• _Short task_:
Look below. Copy each line that has "this" in it.

• _Items from a data source_:
-- start --
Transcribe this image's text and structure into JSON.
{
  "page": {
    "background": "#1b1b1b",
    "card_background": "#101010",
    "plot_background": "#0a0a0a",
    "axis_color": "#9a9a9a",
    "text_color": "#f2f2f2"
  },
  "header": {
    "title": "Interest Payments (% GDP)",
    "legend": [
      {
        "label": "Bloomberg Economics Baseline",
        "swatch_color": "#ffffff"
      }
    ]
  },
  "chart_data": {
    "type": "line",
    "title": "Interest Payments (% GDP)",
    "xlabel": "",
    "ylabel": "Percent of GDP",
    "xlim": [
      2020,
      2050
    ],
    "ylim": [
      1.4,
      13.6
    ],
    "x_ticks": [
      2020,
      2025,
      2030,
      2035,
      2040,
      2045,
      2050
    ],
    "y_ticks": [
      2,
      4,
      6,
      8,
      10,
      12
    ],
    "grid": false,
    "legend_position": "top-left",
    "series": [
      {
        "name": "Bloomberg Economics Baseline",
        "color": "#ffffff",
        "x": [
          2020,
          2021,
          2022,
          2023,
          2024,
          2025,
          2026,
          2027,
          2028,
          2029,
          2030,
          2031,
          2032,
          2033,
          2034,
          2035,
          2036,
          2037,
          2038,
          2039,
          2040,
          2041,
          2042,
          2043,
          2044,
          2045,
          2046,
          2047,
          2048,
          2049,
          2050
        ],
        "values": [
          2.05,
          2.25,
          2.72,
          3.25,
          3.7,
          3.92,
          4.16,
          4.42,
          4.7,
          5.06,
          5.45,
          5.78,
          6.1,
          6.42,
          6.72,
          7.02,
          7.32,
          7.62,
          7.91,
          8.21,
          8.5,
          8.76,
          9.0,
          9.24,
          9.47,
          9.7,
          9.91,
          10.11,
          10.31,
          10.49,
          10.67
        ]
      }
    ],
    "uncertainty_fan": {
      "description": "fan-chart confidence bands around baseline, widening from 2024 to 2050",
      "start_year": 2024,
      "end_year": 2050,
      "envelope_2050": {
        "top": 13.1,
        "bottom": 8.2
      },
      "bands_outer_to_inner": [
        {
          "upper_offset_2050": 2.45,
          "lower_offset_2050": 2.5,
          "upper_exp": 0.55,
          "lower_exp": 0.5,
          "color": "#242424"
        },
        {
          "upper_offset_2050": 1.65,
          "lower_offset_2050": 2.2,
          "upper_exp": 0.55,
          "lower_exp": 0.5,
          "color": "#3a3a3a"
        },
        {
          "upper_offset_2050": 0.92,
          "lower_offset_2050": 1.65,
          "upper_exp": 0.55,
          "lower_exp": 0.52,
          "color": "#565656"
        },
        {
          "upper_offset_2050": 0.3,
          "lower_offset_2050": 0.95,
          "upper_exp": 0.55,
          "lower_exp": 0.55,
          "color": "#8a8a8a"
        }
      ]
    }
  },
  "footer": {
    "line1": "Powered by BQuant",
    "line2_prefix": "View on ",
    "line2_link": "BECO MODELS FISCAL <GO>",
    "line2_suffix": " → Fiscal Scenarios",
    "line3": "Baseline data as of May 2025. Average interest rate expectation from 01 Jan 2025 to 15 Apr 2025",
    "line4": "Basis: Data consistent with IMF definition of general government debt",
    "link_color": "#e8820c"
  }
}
-- end --
-- start --
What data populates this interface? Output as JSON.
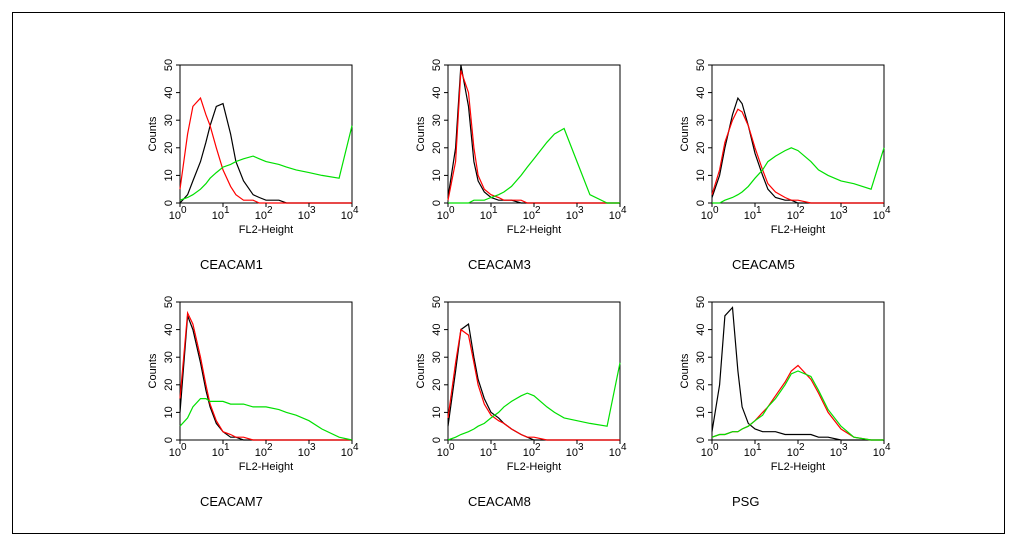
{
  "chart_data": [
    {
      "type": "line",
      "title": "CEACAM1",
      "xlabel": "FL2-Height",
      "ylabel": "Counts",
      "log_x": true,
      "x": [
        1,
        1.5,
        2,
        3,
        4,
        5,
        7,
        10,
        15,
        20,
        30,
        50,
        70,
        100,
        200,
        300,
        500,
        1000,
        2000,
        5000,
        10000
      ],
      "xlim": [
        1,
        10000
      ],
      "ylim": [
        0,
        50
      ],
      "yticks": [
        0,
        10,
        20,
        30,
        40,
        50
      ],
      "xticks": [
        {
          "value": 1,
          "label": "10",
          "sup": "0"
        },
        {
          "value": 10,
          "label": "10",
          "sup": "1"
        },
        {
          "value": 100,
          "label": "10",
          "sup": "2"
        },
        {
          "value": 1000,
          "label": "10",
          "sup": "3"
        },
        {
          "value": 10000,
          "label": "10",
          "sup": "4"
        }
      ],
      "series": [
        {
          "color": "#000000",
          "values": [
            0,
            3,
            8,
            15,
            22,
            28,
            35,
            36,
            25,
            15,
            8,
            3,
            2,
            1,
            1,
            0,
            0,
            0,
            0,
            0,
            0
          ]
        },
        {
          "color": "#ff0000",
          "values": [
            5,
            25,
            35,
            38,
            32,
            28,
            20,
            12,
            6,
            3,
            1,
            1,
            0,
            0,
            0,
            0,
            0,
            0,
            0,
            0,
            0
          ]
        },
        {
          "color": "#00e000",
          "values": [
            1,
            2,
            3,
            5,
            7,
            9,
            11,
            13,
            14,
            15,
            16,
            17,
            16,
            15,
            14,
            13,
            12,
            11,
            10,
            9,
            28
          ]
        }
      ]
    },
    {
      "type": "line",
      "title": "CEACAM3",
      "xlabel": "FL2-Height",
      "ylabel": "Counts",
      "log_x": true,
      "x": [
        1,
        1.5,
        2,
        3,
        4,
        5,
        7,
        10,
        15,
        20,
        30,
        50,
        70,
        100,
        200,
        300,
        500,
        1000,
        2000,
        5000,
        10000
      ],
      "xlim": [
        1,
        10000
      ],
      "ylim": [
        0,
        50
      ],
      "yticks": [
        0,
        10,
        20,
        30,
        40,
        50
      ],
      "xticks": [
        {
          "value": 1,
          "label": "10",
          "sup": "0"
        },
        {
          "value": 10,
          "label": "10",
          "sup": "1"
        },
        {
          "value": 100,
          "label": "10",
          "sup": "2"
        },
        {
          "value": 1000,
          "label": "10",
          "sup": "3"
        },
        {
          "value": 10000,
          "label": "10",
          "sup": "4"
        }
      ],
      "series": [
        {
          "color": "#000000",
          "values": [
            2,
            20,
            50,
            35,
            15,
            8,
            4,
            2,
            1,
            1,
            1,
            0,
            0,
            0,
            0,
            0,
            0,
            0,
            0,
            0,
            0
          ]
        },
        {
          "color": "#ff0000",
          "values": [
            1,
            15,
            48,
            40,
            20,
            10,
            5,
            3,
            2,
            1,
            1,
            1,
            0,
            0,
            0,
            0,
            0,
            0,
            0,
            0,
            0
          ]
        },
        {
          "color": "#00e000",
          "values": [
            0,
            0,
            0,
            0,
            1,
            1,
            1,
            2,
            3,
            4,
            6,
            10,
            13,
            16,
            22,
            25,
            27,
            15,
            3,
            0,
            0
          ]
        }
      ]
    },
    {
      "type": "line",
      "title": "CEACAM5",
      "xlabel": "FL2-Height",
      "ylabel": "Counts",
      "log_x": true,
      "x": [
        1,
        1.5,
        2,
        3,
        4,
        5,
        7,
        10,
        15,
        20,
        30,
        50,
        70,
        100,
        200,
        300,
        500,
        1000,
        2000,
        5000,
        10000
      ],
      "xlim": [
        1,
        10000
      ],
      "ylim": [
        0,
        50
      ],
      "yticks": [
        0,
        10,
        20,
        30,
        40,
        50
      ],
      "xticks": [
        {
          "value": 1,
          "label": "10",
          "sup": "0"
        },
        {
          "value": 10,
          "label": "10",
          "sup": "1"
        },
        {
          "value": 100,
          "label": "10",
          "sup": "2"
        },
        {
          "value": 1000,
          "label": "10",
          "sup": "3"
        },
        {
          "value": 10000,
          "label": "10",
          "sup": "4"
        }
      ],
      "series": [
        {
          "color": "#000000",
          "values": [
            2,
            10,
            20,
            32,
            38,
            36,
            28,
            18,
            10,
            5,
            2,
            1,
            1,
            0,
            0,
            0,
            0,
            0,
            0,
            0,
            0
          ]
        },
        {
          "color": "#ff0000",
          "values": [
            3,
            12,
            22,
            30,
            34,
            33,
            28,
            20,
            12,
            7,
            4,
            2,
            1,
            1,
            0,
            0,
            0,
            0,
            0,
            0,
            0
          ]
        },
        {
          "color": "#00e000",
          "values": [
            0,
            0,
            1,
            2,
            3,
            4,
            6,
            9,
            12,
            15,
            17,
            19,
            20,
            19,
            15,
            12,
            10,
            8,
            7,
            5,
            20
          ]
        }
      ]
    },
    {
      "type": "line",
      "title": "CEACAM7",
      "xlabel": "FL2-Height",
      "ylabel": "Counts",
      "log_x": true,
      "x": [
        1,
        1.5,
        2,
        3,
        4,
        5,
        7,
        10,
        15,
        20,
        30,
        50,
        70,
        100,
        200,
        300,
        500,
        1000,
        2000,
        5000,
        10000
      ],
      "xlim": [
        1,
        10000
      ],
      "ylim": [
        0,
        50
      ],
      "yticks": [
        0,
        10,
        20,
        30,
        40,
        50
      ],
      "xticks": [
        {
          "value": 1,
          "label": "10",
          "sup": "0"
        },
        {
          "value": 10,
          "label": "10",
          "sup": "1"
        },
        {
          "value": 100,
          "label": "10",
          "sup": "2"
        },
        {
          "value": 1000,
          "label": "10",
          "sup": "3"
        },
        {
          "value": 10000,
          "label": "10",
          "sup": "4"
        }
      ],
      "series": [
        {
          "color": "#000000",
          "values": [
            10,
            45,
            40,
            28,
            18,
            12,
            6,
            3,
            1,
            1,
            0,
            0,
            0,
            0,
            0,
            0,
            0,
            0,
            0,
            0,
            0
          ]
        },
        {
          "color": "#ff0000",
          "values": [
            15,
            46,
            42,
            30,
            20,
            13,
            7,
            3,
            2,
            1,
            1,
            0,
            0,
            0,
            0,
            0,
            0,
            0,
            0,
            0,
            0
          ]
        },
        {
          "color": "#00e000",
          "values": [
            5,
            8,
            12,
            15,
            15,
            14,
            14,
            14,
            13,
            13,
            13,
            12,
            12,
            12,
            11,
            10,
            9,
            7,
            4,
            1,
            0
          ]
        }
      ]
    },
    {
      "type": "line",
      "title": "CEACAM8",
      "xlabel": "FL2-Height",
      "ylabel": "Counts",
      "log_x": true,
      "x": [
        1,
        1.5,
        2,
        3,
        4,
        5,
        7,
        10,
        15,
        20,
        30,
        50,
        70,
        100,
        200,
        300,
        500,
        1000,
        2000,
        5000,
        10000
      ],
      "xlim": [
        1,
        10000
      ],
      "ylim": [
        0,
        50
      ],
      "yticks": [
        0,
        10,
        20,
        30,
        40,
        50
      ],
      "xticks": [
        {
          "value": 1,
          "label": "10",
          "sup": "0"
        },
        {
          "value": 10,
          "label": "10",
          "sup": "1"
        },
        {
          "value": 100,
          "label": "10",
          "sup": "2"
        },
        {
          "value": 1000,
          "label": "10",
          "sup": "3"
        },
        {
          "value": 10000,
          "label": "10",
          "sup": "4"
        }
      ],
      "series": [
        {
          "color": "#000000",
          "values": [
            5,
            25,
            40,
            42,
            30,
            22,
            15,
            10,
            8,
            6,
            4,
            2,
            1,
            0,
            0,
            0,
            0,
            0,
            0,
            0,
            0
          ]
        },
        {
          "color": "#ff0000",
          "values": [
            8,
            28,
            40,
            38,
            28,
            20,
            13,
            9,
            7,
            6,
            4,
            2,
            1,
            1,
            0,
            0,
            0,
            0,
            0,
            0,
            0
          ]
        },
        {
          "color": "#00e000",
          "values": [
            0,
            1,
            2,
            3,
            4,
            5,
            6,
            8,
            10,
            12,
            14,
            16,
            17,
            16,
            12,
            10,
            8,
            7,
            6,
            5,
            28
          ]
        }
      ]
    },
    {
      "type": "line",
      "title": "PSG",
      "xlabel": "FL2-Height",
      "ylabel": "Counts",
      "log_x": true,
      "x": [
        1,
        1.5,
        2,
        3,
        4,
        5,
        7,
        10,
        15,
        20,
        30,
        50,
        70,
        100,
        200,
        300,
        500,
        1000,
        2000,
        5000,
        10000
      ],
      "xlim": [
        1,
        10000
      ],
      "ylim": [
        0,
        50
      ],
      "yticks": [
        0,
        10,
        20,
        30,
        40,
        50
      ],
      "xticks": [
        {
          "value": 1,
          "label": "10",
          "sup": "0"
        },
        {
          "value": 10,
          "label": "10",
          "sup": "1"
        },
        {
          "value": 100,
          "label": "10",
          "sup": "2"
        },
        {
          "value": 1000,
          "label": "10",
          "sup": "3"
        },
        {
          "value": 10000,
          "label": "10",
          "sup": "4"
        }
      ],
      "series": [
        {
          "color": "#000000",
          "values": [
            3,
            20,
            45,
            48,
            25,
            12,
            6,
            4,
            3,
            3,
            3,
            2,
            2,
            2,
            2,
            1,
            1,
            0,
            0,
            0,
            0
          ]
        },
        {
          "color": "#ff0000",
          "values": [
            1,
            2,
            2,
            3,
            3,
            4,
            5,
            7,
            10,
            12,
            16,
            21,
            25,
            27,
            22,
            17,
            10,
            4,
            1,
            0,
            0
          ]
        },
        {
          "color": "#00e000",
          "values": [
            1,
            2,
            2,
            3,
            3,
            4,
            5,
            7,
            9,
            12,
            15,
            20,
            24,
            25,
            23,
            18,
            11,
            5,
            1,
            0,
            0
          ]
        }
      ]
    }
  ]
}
-- end --
• _Output of the exercise_:
Transcribe this image's text and structure into JSON.
What data populates this interface? Output as JSON.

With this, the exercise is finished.